[PROBLEM STATEMENT] In the records below, pick out all lines containing the word "management".

## START EXTRACTED RECORDS

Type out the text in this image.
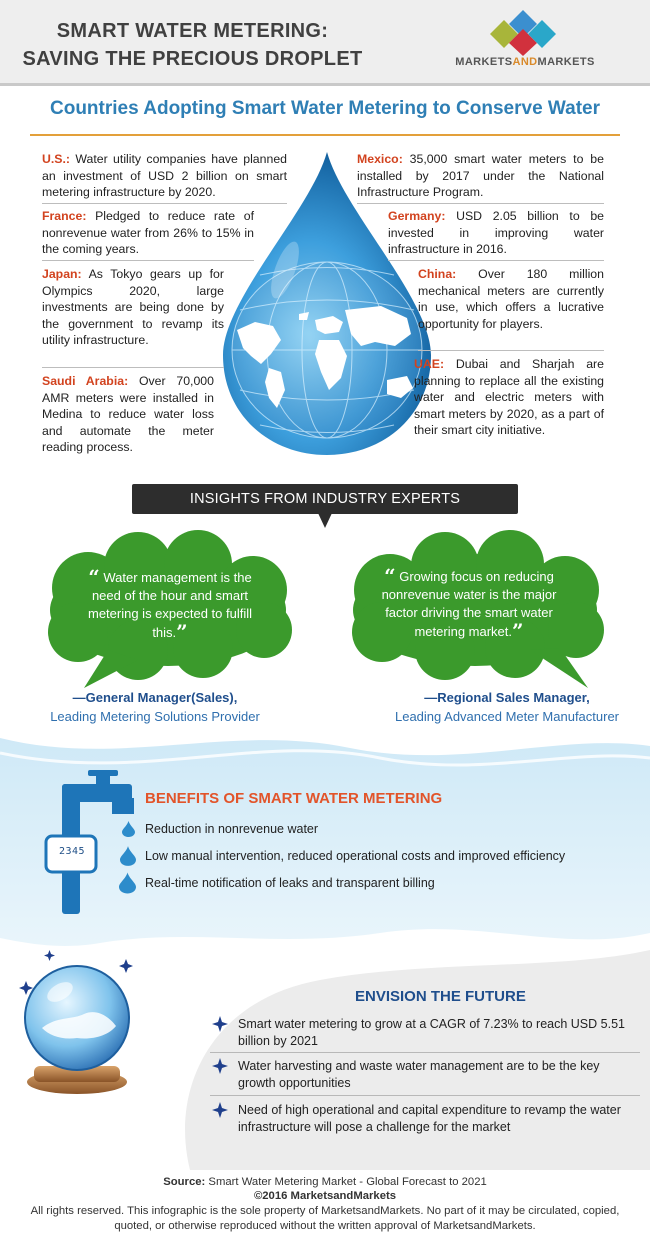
SMART WATER METERING:
SAVING THE PRECIOUS DROPLET	MARKETSANDMARKETS
Countries Adopting Smart Water Metering to Conserve Water
U.S.: Water utility companies have planned an investment of USD 2 billion on smart metering infrastructure by 2020.
France: Pledged to reduce rate of nonrevenue water from 26% to 15% in the coming years.
Japan: As Tokyo gears up for Olympics 2020, large investments are being done by the government to revamp its utility infrastructure.
Saudi Arabia: Over 70,000 AMR meters were installed in Medina to reduce water loss and automate the meter reading process.
Mexico: 35,000 smart water meters to be installed by 2017 under the National Infrastructure Program.
Germany: USD 2.05 billion to be invested in improving water infrastructure in 2016.
China: Over 180 million mechanical meters are currently in use, which offers a lucrative opportunity for players.
UAE: Dubai and Sharjah are planning to replace all the existing water and electric meters with smart meters by 2020, as a part of their smart city initiative.
INSIGHTS FROM INDUSTRY EXPERTS
“ Water management is the need of the hour and smart metering is expected to fulfill this.”
“ Growing focus on reducing nonrevenue water is the major factor driving the smart water metering market.”
—General Manager(Sales),
Leading Metering Solutions Provider
—Regional Sales Manager,
Leading Advanced Meter Manufacturer
2345
BENEFITS OF SMART WATER METERING
Reduction in nonrevenue water
Low manual intervention, reduced operational costs and improved efficiency
Real-time notification of leaks and transparent billing
ENVISION THE FUTURE
Smart water metering to grow at a CAGR of 7.23% to reach USD 5.51 billion by 2021
Water harvesting and waste water management are to be the key growth opportunities
Need of high operational and capital expenditure to revamp the water infrastructure will pose a challenge for the market
Source: Smart Water Metering Market - Global Forecast to 2021
©2016 MarketsandMarkets
All rights reserved. This infographic is the sole property of MarketsandMarkets. No part of it may be circulated, copied, quoted, or otherwise reproduced without the written approval of MarketsandMarkets.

## END EXTRACTED RECORDS

[RESULT FOR THIS TASK]
“ Water management is the need of the hour and smart metering is expected to fulfill this.”
Water harvesting and waste water management are to be the key growth opportunities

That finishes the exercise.